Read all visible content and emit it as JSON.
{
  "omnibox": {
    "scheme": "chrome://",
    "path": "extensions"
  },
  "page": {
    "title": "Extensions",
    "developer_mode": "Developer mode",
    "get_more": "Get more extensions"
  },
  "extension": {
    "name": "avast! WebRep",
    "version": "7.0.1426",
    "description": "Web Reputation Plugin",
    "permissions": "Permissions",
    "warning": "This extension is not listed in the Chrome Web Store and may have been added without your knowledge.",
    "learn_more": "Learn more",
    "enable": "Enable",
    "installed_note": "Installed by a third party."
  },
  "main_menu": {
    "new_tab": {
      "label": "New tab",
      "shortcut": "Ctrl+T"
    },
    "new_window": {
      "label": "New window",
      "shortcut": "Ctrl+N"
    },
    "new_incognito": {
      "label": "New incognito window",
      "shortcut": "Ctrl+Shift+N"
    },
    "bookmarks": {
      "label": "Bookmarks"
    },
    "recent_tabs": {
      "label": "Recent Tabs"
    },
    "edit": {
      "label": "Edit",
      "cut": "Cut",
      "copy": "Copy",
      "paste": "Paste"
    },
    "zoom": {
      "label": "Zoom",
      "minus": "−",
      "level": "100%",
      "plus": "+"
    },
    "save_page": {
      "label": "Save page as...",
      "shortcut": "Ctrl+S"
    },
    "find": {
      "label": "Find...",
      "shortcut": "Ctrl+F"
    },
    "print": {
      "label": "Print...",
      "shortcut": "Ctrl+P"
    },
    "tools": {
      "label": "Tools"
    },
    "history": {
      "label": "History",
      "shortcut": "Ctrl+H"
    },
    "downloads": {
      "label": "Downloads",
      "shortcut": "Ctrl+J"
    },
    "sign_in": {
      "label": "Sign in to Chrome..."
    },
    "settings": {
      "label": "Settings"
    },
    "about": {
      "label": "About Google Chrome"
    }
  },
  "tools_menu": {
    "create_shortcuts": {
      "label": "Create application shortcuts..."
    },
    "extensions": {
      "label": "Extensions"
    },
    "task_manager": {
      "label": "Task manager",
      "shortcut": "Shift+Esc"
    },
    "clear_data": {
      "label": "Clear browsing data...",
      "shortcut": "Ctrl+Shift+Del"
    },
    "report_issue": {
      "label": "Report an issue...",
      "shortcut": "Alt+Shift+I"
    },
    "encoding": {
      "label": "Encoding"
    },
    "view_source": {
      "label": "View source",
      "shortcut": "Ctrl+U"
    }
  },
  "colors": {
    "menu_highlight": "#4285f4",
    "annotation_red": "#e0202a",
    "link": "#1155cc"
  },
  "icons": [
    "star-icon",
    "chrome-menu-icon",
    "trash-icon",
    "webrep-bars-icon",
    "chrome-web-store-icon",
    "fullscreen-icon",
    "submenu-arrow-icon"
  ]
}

> _Your goal_
Quote each line of the data above exactly as written.

> _Output of the exercise_
Read all visible content and emit it as JSON.
{
  "omnibox": {
    "scheme": "chrome://",
    "path": "extensions"
  },
  "page": {
    "title": "Extensions",
    "developer_mode": "Developer mode",
    "get_more": "Get more extensions"
  },
  "extension": {
    "name": "avast! WebRep",
    "version": "7.0.1426",
    "description": "Web Reputation Plugin",
    "permissions": "Permissions",
    "warning": "This extension is not listed in the Chrome Web Store and may have been added without your knowledge.",
    "learn_more": "Learn more",
    "enable": "Enable",
    "installed_note": "Installed by a third party."
  },
  "main_menu": {
    "new_tab": {
      "label": "New tab",
      "shortcut": "Ctrl+T"
    },
    "new_window": {
      "label": "New window",
      "shortcut": "Ctrl+N"
    },
    "new_incognito": {
      "label": "New incognito window",
      "shortcut": "Ctrl+Shift+N"
    },
    "bookmarks": {
      "label": "Bookmarks"
    },
    "recent_tabs": {
      "label": "Recent Tabs"
    },
    "edit": {
      "label": "Edit",
      "cut": "Cut",
      "copy": "Copy",
      "paste": "Paste"
    },
    "zoom": {
      "label": "Zoom",
      "minus": "−",
      "level": "100%",
      "plus": "+"
    },
    "save_page": {
      "label": "Save page as...",
      "shortcut": "Ctrl+S"
    },
    "find": {
      "label": "Find...",
      "shortcut": "Ctrl+F"
    },
    "print": {
      "label": "Print...",
      "shortcut": "Ctrl+P"
    },
    "tools": {
      "label": "Tools"
    },
    "history": {
      "label": "History",
      "shortcut": "Ctrl+H"
    },
    "downloads": {
      "label": "Downloads",
      "shortcut": "Ctrl+J"
    },
    "sign_in": {
      "label": "Sign in to Chrome..."
    },
    "settings": {
      "label": "Settings"
    },
    "about": {
      "label": "About Google Chrome"
    }
  },
  "tools_menu": {
    "create_shortcuts": {
      "label": "Create application shortcuts..."
    },
    "extensions": {
      "label": "Extensions"
    },
    "task_manager": {
      "label": "Task manager",
      "shortcut": "Shift+Esc"
    },
    "clear_data": {
      "label": "Clear browsing data...",
      "shortcut": "Ctrl+Shift+Del"
    },
    "report_issue": {
      "label": "Report an issue...",
      "shortcut": "Alt+Shift+I"
    },
    "encoding": {
      "label": "Encoding"
    },
    "view_source": {
      "label": "View source",
      "shortcut": "Ctrl+U"
    }
  },
  "colors": {
    "menu_highlight": "#4285f4",
    "annotation_red": "#e0202a",
    "link": "#1155cc"
  },
  "icons": [
    "star-icon",
    "chrome-menu-icon",
    "trash-icon",
    "webrep-bars-icon",
    "chrome-web-store-icon",
    "fullscreen-icon",
    "submenu-arrow-icon"
  ]
}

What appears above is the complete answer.